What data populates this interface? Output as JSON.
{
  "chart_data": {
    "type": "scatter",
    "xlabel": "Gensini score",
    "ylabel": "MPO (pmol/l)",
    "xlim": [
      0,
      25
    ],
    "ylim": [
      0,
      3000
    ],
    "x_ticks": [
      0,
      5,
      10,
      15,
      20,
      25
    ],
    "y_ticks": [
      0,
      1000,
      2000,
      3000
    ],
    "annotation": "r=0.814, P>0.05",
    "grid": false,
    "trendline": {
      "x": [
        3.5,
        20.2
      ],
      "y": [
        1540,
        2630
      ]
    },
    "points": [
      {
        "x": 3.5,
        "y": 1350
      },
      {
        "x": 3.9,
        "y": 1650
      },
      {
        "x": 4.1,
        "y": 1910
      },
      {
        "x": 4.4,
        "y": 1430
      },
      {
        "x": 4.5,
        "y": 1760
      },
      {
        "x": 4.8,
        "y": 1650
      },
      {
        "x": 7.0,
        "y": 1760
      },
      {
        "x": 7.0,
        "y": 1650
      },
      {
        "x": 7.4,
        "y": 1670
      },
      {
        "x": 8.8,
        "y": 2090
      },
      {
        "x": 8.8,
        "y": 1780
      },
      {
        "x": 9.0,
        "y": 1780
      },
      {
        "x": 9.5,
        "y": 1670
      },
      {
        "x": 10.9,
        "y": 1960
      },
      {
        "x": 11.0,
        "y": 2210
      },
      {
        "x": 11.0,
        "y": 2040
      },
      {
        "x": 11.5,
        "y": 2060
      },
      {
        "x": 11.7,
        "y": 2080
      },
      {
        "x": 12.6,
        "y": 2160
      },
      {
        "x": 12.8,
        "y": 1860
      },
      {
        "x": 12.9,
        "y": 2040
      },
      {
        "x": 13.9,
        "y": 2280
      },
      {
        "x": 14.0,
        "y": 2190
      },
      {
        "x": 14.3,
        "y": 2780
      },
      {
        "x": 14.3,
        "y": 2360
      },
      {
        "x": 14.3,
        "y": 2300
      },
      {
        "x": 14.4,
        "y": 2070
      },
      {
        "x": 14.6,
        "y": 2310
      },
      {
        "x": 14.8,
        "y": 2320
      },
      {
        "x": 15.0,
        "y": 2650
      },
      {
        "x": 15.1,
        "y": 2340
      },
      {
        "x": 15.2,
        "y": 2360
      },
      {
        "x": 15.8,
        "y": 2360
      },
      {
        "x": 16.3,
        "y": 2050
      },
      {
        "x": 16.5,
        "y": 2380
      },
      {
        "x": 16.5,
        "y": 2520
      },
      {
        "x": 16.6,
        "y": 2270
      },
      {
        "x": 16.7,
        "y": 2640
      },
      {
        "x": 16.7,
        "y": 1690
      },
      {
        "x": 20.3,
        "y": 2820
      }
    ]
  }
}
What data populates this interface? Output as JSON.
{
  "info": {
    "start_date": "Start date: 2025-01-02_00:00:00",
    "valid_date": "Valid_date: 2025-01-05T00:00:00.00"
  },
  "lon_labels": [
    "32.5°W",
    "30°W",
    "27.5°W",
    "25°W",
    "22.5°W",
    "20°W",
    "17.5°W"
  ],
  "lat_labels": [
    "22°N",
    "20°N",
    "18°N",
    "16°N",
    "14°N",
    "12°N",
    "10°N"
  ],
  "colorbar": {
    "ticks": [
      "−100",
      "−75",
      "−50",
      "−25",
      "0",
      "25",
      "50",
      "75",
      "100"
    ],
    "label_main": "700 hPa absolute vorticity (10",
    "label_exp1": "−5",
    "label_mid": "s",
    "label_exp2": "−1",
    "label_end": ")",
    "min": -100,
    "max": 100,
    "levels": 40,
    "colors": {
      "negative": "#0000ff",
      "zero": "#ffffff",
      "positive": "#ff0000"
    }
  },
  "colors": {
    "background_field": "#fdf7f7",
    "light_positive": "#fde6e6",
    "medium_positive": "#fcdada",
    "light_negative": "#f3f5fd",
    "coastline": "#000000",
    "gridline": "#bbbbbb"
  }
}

TASK TO COMPLETE: Reproduce the data, keeping every line exactly the same.

THE ANSWER:
What data populates this interface? Output as JSON.
{
  "chart_data": {
    "type": "scatter",
    "xlabel": "Gensini score",
    "ylabel": "MPO (pmol/l)",
    "xlim": [
      0,
      25
    ],
    "ylim": [
      0,
      3000
    ],
    "x_ticks": [
      0,
      5,
      10,
      15,
      20,
      25
    ],
    "y_ticks": [
      0,
      1000,
      2000,
      3000
    ],
    "annotation": "r=0.814, P>0.05",
    "grid": false,
    "trendline": {
      "x": [
        3.5,
        20.2
      ],
      "y": [
        1540,
        2630
      ]
    },
    "points": [
      {
        "x": 3.5,
        "y": 1350
      },
      {
        "x": 3.9,
        "y": 1650
      },
      {
        "x": 4.1,
        "y": 1910
      },
      {
        "x": 4.4,
        "y": 1430
      },
      {
        "x": 4.5,
        "y": 1760
      },
      {
        "x": 4.8,
        "y": 1650
      },
      {
        "x": 7.0,
        "y": 1760
      },
      {
        "x": 7.0,
        "y": 1650
      },
      {
        "x": 7.4,
        "y": 1670
      },
      {
        "x": 8.8,
        "y": 2090
      },
      {
        "x": 8.8,
        "y": 1780
      },
      {
        "x": 9.0,
        "y": 1780
      },
      {
        "x": 9.5,
        "y": 1670
      },
      {
        "x": 10.9,
        "y": 1960
      },
      {
        "x": 11.0,
        "y": 2210
      },
      {
        "x": 11.0,
        "y": 2040
      },
      {
        "x": 11.5,
        "y": 2060
      },
      {
        "x": 11.7,
        "y": 2080
      },
      {
        "x": 12.6,
        "y": 2160
      },
      {
        "x": 12.8,
        "y": 1860
      },
      {
        "x": 12.9,
        "y": 2040
      },
      {
        "x": 13.9,
        "y": 2280
      },
      {
        "x": 14.0,
        "y": 2190
      },
      {
        "x": 14.3,
        "y": 2780
      },
      {
        "x": 14.3,
        "y": 2360
      },
      {
        "x": 14.3,
        "y": 2300
      },
      {
        "x": 14.4,
        "y": 2070
      },
      {
        "x": 14.6,
        "y": 2310
      },
      {
        "x": 14.8,
        "y": 2320
      },
      {
        "x": 15.0,
        "y": 2650
      },
      {
        "x": 15.1,
        "y": 2340
      },
      {
        "x": 15.2,
        "y": 2360
      },
      {
        "x": 15.8,
        "y": 2360
      },
      {
        "x": 16.3,
        "y": 2050
      },
      {
        "x": 16.5,
        "y": 2380
      },
      {
        "x": 16.5,
        "y": 2520
      },
      {
        "x": 16.6,
        "y": 2270
      },
      {
        "x": 16.7,
        "y": 2640
      },
      {
        "x": 16.7,
        "y": 1690
      },
      {
        "x": 20.3,
        "y": 2820
      }
    ]
  }
}
What data populates this interface? Output as JSON.
{
  "info": {
    "start_date": "Start date: 2025-01-02_00:00:00",
    "valid_date": "Valid_date: 2025-01-05T00:00:00.00"
  },
  "lon_labels": [
    "32.5°W",
    "30°W",
    "27.5°W",
    "25°W",
    "22.5°W",
    "20°W",
    "17.5°W"
  ],
  "lat_labels": [
    "22°N",
    "20°N",
    "18°N",
    "16°N",
    "14°N",
    "12°N",
    "10°N"
  ],
  "colorbar": {
    "ticks": [
      "−100",
      "−75",
      "−50",
      "−25",
      "0",
      "25",
      "50",
      "75",
      "100"
    ],
    "label_main": "700 hPa absolute vorticity (10",
    "label_exp1": "−5",
    "label_mid": "s",
    "label_exp2": "−1",
    "label_end": ")",
    "min": -100,
    "max": 100,
    "levels": 40,
    "colors": {
      "negative": "#0000ff",
      "zero": "#ffffff",
      "positive": "#ff0000"
    }
  },
  "colors": {
    "background_field": "#fdf7f7",
    "light_positive": "#fde6e6",
    "medium_positive": "#fcdada",
    "light_negative": "#f3f5fd",
    "coastline": "#000000",
    "gridline": "#bbbbbb"
  }
}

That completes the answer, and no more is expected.